--- START OF Material for this task ---
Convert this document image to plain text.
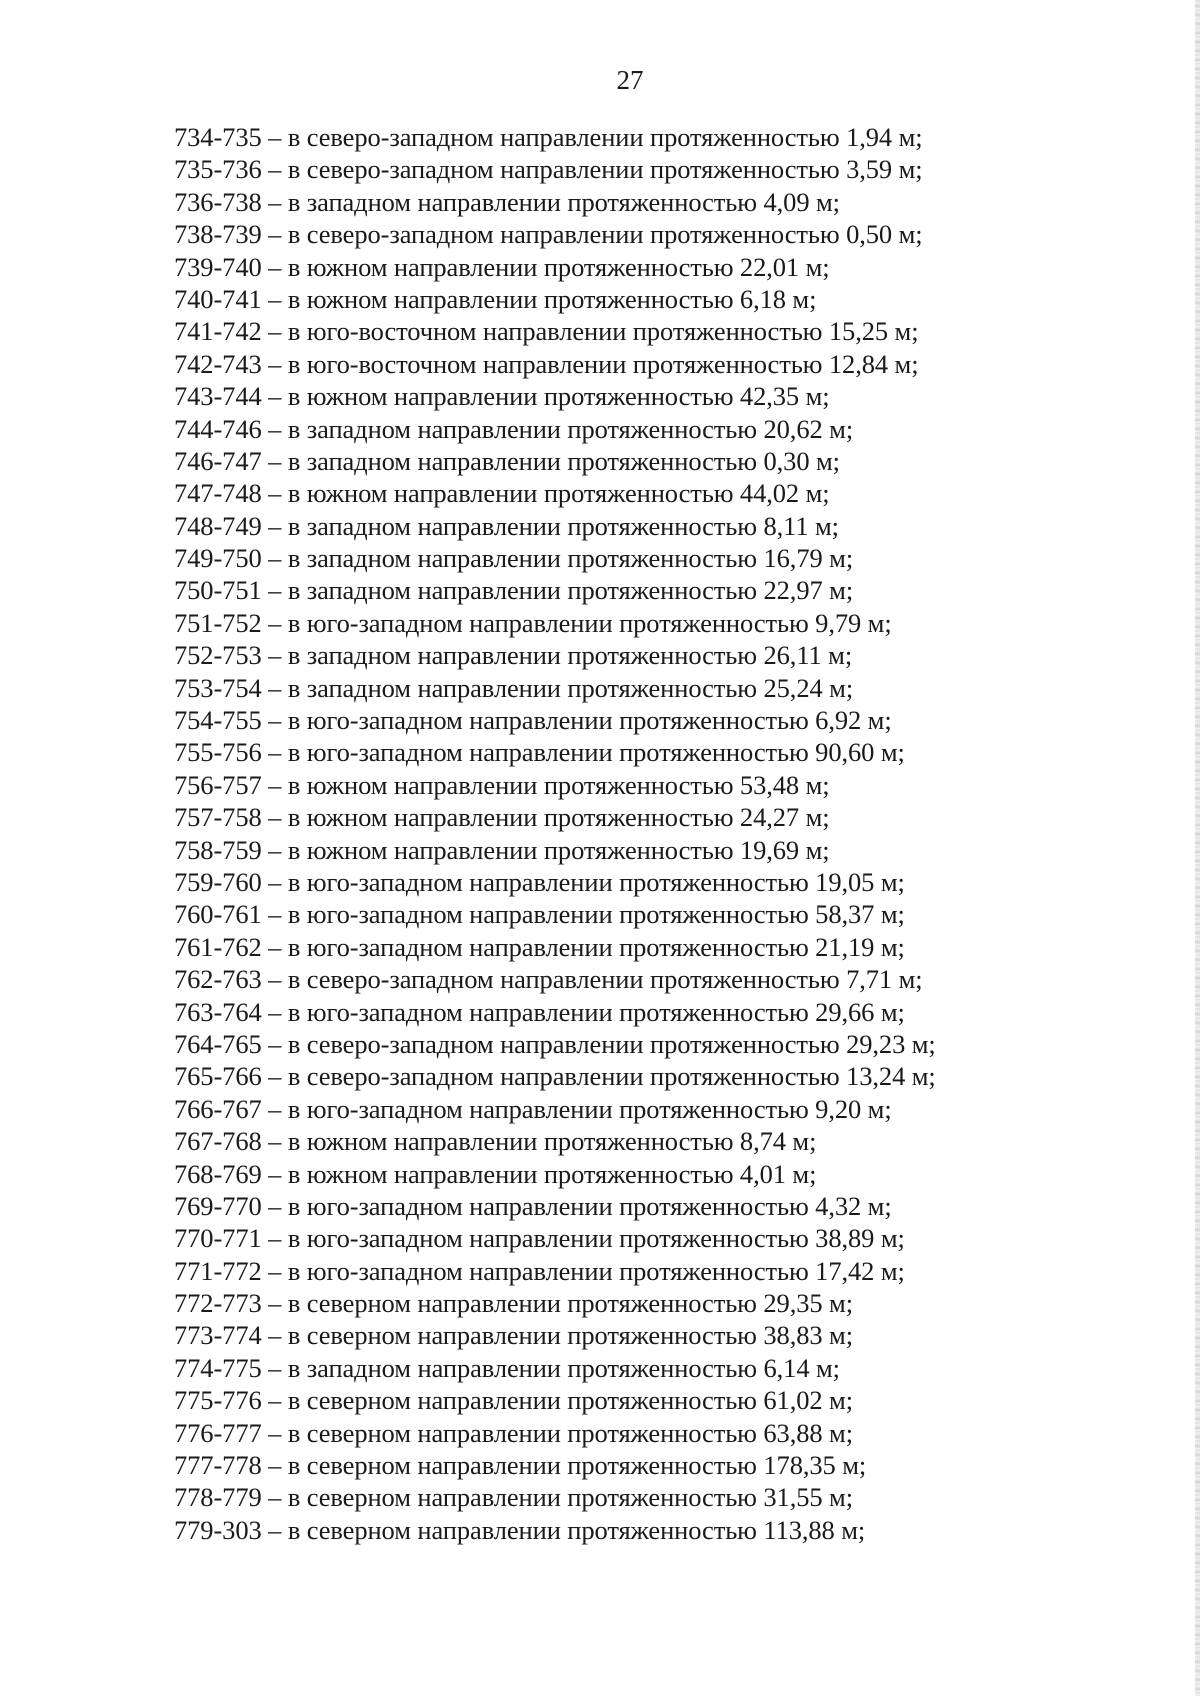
27
734-735 – в северо-западном направлении протяженностью 1,94 м;
735-736 – в северо-западном направлении протяженностью 3,59 м;
736-738 – в западном направлении протяженностью 4,09 м;
738-739 – в северо-западном направлении протяженностью 0,50 м;
739-740 – в южном направлении протяженностью 22,01 м;
740-741 – в южном направлении протяженностью 6,18 м;
741-742 – в юго-восточном направлении протяженностью 15,25 м;
742-743 – в юго-восточном направлении протяженностью 12,84 м;
743-744 – в южном направлении протяженностью 42,35 м;
744-746 – в западном направлении протяженностью 20,62 м;
746-747 – в западном направлении протяженностью 0,30 м;
747-748 – в южном направлении протяженностью 44,02 м;
748-749 – в западном направлении протяженностью 8,11 м;
749-750 – в западном направлении протяженностью 16,79 м;
750-751 – в западном направлении протяженностью 22,97 м;
751-752 – в юго-западном направлении протяженностью 9,79 м;
752-753 – в западном направлении протяженностью 26,11 м;
753-754 – в западном направлении протяженностью 25,24 м;
754-755 – в юго-западном направлении протяженностью 6,92 м;
755-756 – в юго-западном направлении протяженностью 90,60 м;
756-757 – в южном направлении протяженностью 53,48 м;
757-758 – в южном направлении протяженностью 24,27 м;
758-759 – в южном направлении протяженностью 19,69 м;
759-760 – в юго-западном направлении протяженностью 19,05 м;
760-761 – в юго-западном направлении протяженностью 58,37 м;
761-762 – в юго-западном направлении протяженностью 21,19 м;
762-763 – в северо-западном направлении протяженностью 7,71 м;
763-764 – в юго-западном направлении протяженностью 29,66 м;
764-765 – в северо-западном направлении протяженностью 29,23 м;
765-766 – в северо-западном направлении протяженностью 13,24 м;
766-767 – в юго-западном направлении протяженностью 9,20 м;
767-768 – в южном направлении протяженностью 8,74 м;
768-769 – в южном направлении протяженностью 4,01 м;
769-770 – в юго-западном направлении протяженностью 4,32 м;
770-771 – в юго-западном направлении протяженностью 38,89 м;
771-772 – в юго-западном направлении протяженностью 17,42 м;
772-773 – в северном направлении протяженностью 29,35 м;
773-774 – в северном направлении протяженностью 38,83 м;
774-775 – в западном направлении протяженностью 6,14 м;
775-776 – в северном направлении протяженностью 61,02 м;
776-777 – в северном направлении протяженностью 63,88 м;
777-778 – в северном направлении протяженностью 178,35 м;
778-779 – в северном направлении протяженностью 31,55 м;
779-303 – в северном направлении протяженностью 113,88 м;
--- END OF Material for this task ---
§ **Objective**
Using the listing, collect all lines in which the string "южном" is found.

§ **Exercise solution**
739-740 – в южном направлении протяженностью 22,01 м;
740-741 – в южном направлении протяженностью 6,18 м;
743-744 – в южном направлении протяженностью 42,35 м;
747-748 – в южном направлении протяженностью 44,02 м;
756-757 – в южном направлении протяженностью 53,48 м;
757-758 – в южном направлении протяженностью 24,27 м;
758-759 – в южном направлении протяженностью 19,69 м;
767-768 – в южном направлении протяженностью 8,74 м;
768-769 – в южном направлении протяженностью 4,01 м;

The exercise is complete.